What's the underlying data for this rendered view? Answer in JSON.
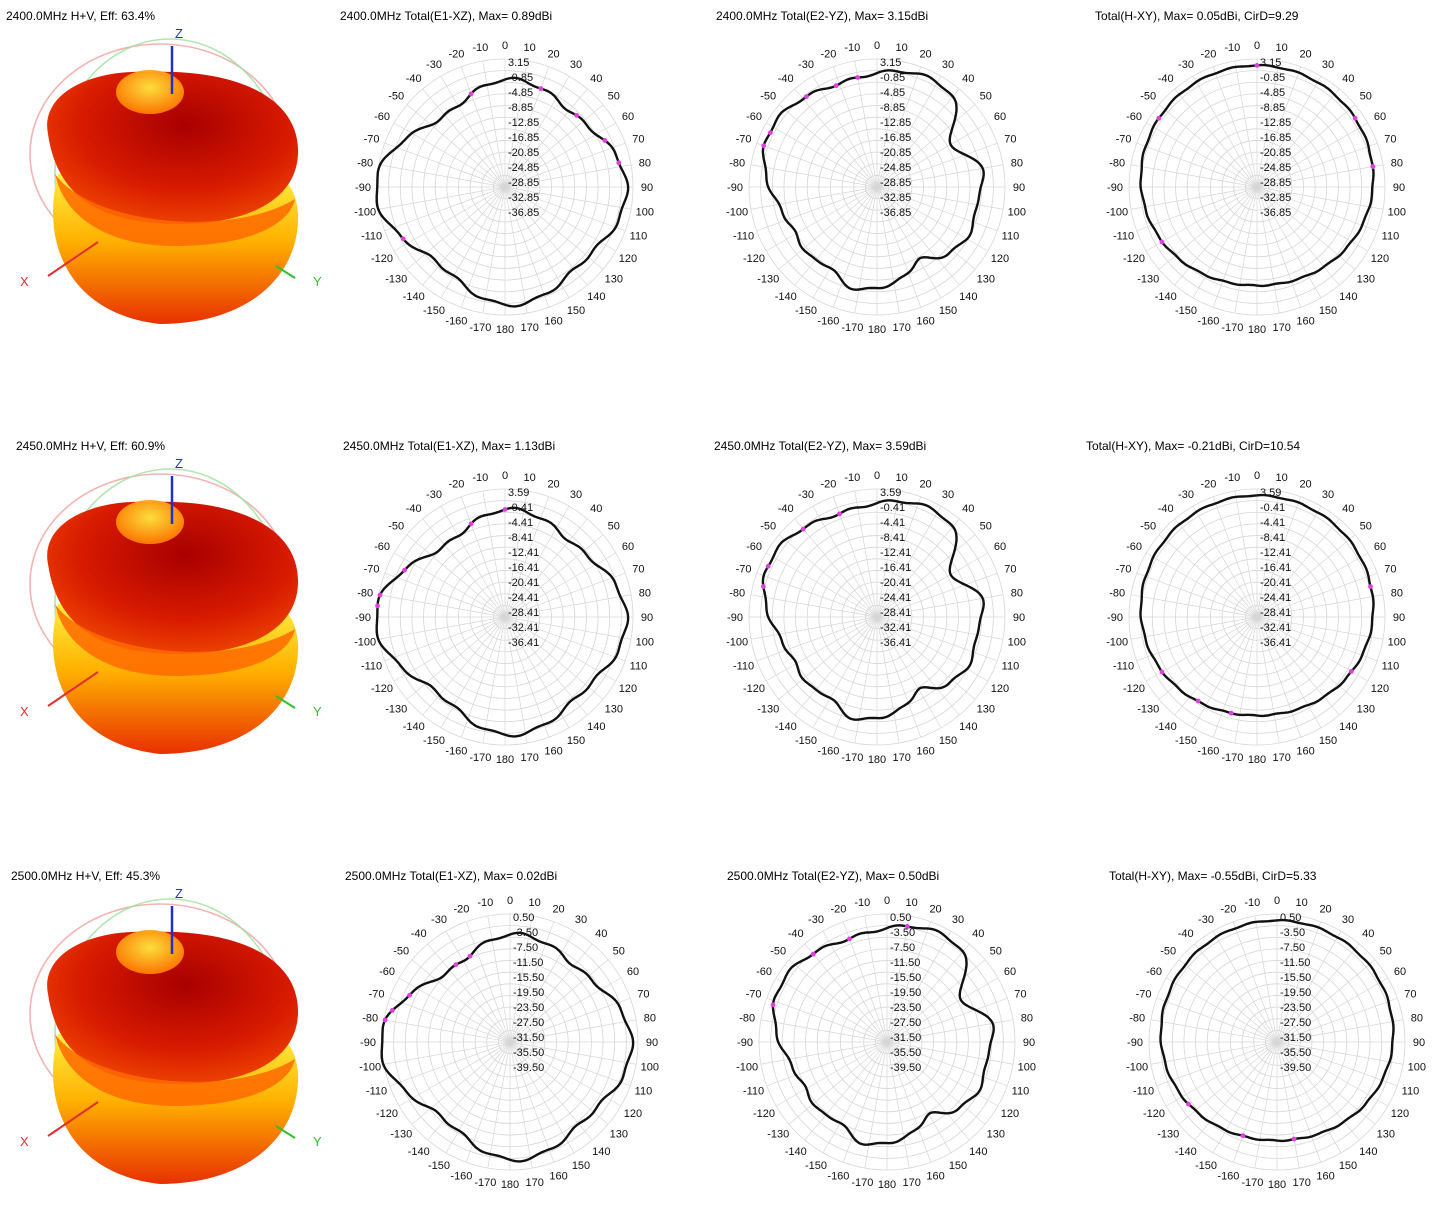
{
  "colors": {
    "pattern": "#111111",
    "grid": "#d6d6d6",
    "marker": "#e040e0",
    "axisX": "#e03030",
    "axisY": "#30c030",
    "axisZ": "#2030d0"
  },
  "rows": [
    {
      "title3d": "2400.0MHz H+V, Eff: 63.4%",
      "axes3d": {
        "z": "Z",
        "x": "X",
        "y": "Y"
      },
      "charts": [
        {
          "title": "2400.0MHz Total(E1-XZ), Max= 0.89dBi",
          "levels": [
            "3.15",
            "-0.85",
            "-4.85",
            "-8.85",
            "-12.85",
            "-16.85",
            "-20.85",
            "-24.85",
            "-28.85",
            "-32.85",
            "-36.85"
          ],
          "shape": "e1",
          "markers": [
            -20,
            20,
            45,
            65,
            78,
            -117
          ]
        },
        {
          "title": "2400.0MHz Total(E2-YZ), Max= 3.15dBi",
          "levels": [
            "3.15",
            "-0.85",
            "-4.85",
            "-8.85",
            "-12.85",
            "-16.85",
            "-20.85",
            "-24.85",
            "-28.85",
            "-32.85",
            "-36.85"
          ],
          "shape": "e2",
          "markers": [
            -38,
            -22,
            -10,
            -63,
            -70
          ]
        },
        {
          "title": "Total(H-XY), Max= 0.05dBi, CirD=9.29",
          "levels": [
            "3.15",
            "-0.85",
            "-4.85",
            "-8.85",
            "-12.85",
            "-16.85",
            "-20.85",
            "-24.85",
            "-28.85",
            "-32.85",
            "-36.85"
          ],
          "shape": "h",
          "markers": [
            0,
            -55,
            55,
            80,
            -120
          ]
        }
      ]
    },
    {
      "title3d": "2450.0MHz H+V, Eff: 60.9%",
      "axes3d": {
        "z": "Z",
        "x": "X",
        "y": "Y"
      },
      "charts": [
        {
          "title": "2450.0MHz Total(E1-XZ), Max= 1.13dBi",
          "levels": [
            "3.59",
            "-0.41",
            "-4.41",
            "-8.41",
            "-12.41",
            "-16.41",
            "-20.41",
            "-24.41",
            "-28.41",
            "-32.41",
            "-36.41"
          ],
          "shape": "e1",
          "markers": [
            -20,
            0,
            -65,
            -80,
            -85
          ]
        },
        {
          "title": "2450.0MHz Total(E2-YZ), Max= 3.59dBi",
          "levels": [
            "3.59",
            "-0.41",
            "-4.41",
            "-8.41",
            "-12.41",
            "-16.41",
            "-20.41",
            "-24.41",
            "-28.41",
            "-32.41",
            "-36.41"
          ],
          "shape": "e2",
          "markers": [
            -40,
            -20,
            -65,
            -75
          ]
        },
        {
          "title": "Total(H-XY), Max= -0.21dBi, CirD=10.54",
          "levels": [
            "3.59",
            "-0.41",
            "-4.41",
            "-8.41",
            "-12.41",
            "-16.41",
            "-20.41",
            "-24.41",
            "-28.41",
            "-32.41",
            "-36.41"
          ],
          "shape": "h",
          "markers": [
            75,
            120,
            -120,
            -145,
            -165
          ]
        }
      ]
    },
    {
      "title3d": "2500.0MHz H+V, Eff: 45.3%",
      "axes3d": {
        "z": "Z",
        "x": "X",
        "y": "Y"
      },
      "charts": [
        {
          "title": "2500.0MHz Total(E1-XZ), Max= 0.02dBi",
          "levels": [
            "0.50",
            "-3.50",
            "-7.50",
            "-11.50",
            "-15.50",
            "-19.50",
            "-23.50",
            "-27.50",
            "-31.50",
            "-35.50",
            "-39.50"
          ],
          "shape": "e1",
          "markers": [
            -35,
            -25,
            -65,
            -75,
            -80
          ]
        },
        {
          "title": "2500.0MHz Total(E2-YZ), Max= 0.50dBi",
          "levels": [
            "0.50",
            "-3.50",
            "-7.50",
            "-11.50",
            "-15.50",
            "-19.50",
            "-23.50",
            "-27.50",
            "-31.50",
            "-35.50",
            "-39.50"
          ],
          "shape": "e2",
          "markers": [
            -40,
            -20,
            10,
            -72
          ]
        },
        {
          "title": "Total(H-XY), Max= -0.55dBi, CirD=5.33",
          "levels": [
            "0.50",
            "-3.50",
            "-7.50",
            "-11.50",
            "-15.50",
            "-19.50",
            "-23.50",
            "-27.50",
            "-31.50",
            "-35.50",
            "-39.50"
          ],
          "shape": "h",
          "markers": [
            -125,
            -160,
            170
          ]
        }
      ]
    }
  ],
  "angle_labels": [
    "0",
    "10",
    "20",
    "30",
    "40",
    "50",
    "60",
    "70",
    "80",
    "90",
    "100",
    "110",
    "120",
    "130",
    "140",
    "150",
    "160",
    "170",
    "180",
    "-170",
    "-160",
    "-150",
    "-140",
    "-130",
    "-120",
    "-110",
    "-100",
    "-90",
    "-80",
    "-70",
    "-60",
    "-50",
    "-40",
    "-30",
    "-20",
    "-10"
  ],
  "chart_data": [
    {
      "type": "polar",
      "title": "2400.0MHz Total(E1-XZ), Max= 0.89dBi",
      "r_ticks": [
        "3.15",
        "-0.85",
        "-4.85",
        "-8.85",
        "-12.85",
        "-16.85",
        "-20.85",
        "-24.85",
        "-28.85",
        "-32.85",
        "-36.85"
      ],
      "theta_deg": [
        0,
        30,
        60,
        90,
        120,
        150,
        180,
        -150,
        -120,
        -90,
        -60,
        -30
      ],
      "r_dbi": [
        0.5,
        0.3,
        0.8,
        -3,
        0.5,
        -1,
        -2,
        -2,
        -1.5,
        -3.5,
        -3,
        -0.5
      ]
    },
    {
      "type": "polar",
      "title": "2400.0MHz Total(E2-YZ), Max= 3.15dBi",
      "r_ticks": [
        "3.15",
        "-0.85",
        "-4.85",
        "-8.85",
        "-12.85",
        "-16.85",
        "-20.85",
        "-24.85",
        "-28.85",
        "-32.85",
        "-36.85"
      ],
      "theta_deg": [
        0,
        30,
        60,
        90,
        120,
        150,
        180,
        -150,
        -120,
        -90,
        -60,
        -30
      ],
      "r_dbi": [
        2.5,
        -4,
        -8,
        -1,
        -1,
        -2,
        -3,
        -2,
        -2,
        -1.5,
        0,
        2.5
      ]
    },
    {
      "type": "polar",
      "title": "Total(H-XY), Max= 0.05dBi, CirD=9.29",
      "r_ticks": [
        "3.15",
        "-0.85",
        "-4.85",
        "-8.85",
        "-12.85",
        "-16.85",
        "-20.85",
        "-24.85",
        "-28.85",
        "-32.85",
        "-36.85"
      ],
      "theta_deg": [
        0,
        30,
        60,
        90,
        120,
        150,
        180,
        -150,
        -120,
        -90,
        -60,
        -30
      ],
      "r_dbi": [
        0,
        -0.5,
        -1,
        -1.5,
        -2,
        -3,
        -4,
        -3,
        -2,
        -1.5,
        -1,
        -0.5
      ]
    },
    {
      "type": "polar",
      "title": "2450.0MHz Total(E1-XZ), Max= 1.13dBi",
      "r_ticks": [
        "3.59",
        "-0.41",
        "-4.41",
        "-8.41",
        "-12.41",
        "-16.41",
        "-20.41",
        "-24.41",
        "-28.41",
        "-32.41",
        "-36.41"
      ],
      "theta_deg": [
        0,
        30,
        60,
        90,
        120,
        150,
        180,
        -150,
        -120,
        -90,
        -60,
        -30
      ],
      "r_dbi": [
        0.5,
        0,
        -0.5,
        -3,
        0.5,
        -1.5,
        -2,
        -2,
        -1,
        -3,
        -2.5,
        0
      ]
    },
    {
      "type": "polar",
      "title": "2450.0MHz Total(E2-YZ), Max= 3.59dBi",
      "r_ticks": [
        "3.59",
        "-0.41",
        "-4.41",
        "-8.41",
        "-12.41",
        "-16.41",
        "-20.41",
        "-24.41",
        "-28.41",
        "-32.41",
        "-36.41"
      ],
      "theta_deg": [
        0,
        30,
        60,
        90,
        120,
        150,
        180,
        -150,
        -120,
        -90,
        -60,
        -30
      ],
      "r_dbi": [
        2.5,
        -3,
        -8,
        0,
        -0.5,
        -2,
        -2.5,
        -2,
        -2,
        -1.5,
        0,
        3
      ]
    },
    {
      "type": "polar",
      "title": "Total(H-XY), Max= -0.21dBi, CirD=10.54",
      "r_ticks": [
        "3.59",
        "-0.41",
        "-4.41",
        "-8.41",
        "-12.41",
        "-16.41",
        "-20.41",
        "-24.41",
        "-28.41",
        "-32.41",
        "-36.41"
      ],
      "theta_deg": [
        0,
        30,
        60,
        90,
        120,
        150,
        180,
        -150,
        -120,
        -90,
        -60,
        -30
      ],
      "r_dbi": [
        -0.5,
        -1,
        -1,
        -1.5,
        -2.5,
        -5,
        -7,
        -5,
        -2.5,
        -1.5,
        -1,
        -0.5
      ]
    },
    {
      "type": "polar",
      "title": "2500.0MHz Total(E1-XZ), Max= 0.02dBi",
      "r_ticks": [
        "0.50",
        "-3.50",
        "-7.50",
        "-11.50",
        "-15.50",
        "-19.50",
        "-23.50",
        "-27.50",
        "-31.50",
        "-35.50",
        "-39.50"
      ],
      "theta_deg": [
        0,
        30,
        60,
        90,
        120,
        150,
        180,
        -150,
        -120,
        -90,
        -60,
        -30
      ],
      "r_dbi": [
        -3,
        -2,
        -2,
        -4,
        -1,
        -3,
        -4,
        -3,
        -1.5,
        -3,
        -2,
        -1
      ]
    },
    {
      "type": "polar",
      "title": "2500.0MHz Total(E2-YZ), Max= 0.50dBi",
      "r_ticks": [
        "0.50",
        "-3.50",
        "-7.50",
        "-11.50",
        "-15.50",
        "-19.50",
        "-23.50",
        "-27.50",
        "-31.50",
        "-35.50",
        "-39.50"
      ],
      "theta_deg": [
        0,
        30,
        60,
        90,
        120,
        150,
        180,
        -150,
        -120,
        -90,
        -60,
        -30
      ],
      "r_dbi": [
        -1,
        -6,
        -3,
        -2,
        -2,
        -4,
        -4,
        -3,
        -3,
        -2,
        -1,
        0
      ]
    },
    {
      "type": "polar",
      "title": "Total(H-XY), Max= -0.55dBi, CirD=5.33",
      "r_ticks": [
        "0.50",
        "-3.50",
        "-7.50",
        "-11.50",
        "-15.50",
        "-19.50",
        "-23.50",
        "-27.50",
        "-31.50",
        "-35.50",
        "-39.50"
      ],
      "theta_deg": [
        0,
        30,
        60,
        90,
        120,
        150,
        180,
        -150,
        -120,
        -90,
        -60,
        -30
      ],
      "r_dbi": [
        -0.5,
        -1,
        -1,
        -1,
        -1.5,
        -2,
        -2.5,
        -2,
        -1.5,
        -1,
        -1,
        -0.5
      ]
    }
  ]
}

::::

Set task:
Check each line of the entries above for the word "CirD". List the ones that have it.

Completed task:
          "title": "Total(H-XY), Max= 0.05dBi, CirD=9.29",
          "title": "Total(H-XY), Max= -0.21dBi, CirD=10.54",
          "title": "Total(H-XY), Max= -0.55dBi, CirD=5.33",
      "title": "Total(H-XY), Max= 0.05dBi, CirD=9.29",
      "title": "Total(H-XY), Max= -0.21dBi, CirD=10.54",
      "title": "Total(H-XY), Max= -0.55dBi, CirD=5.33",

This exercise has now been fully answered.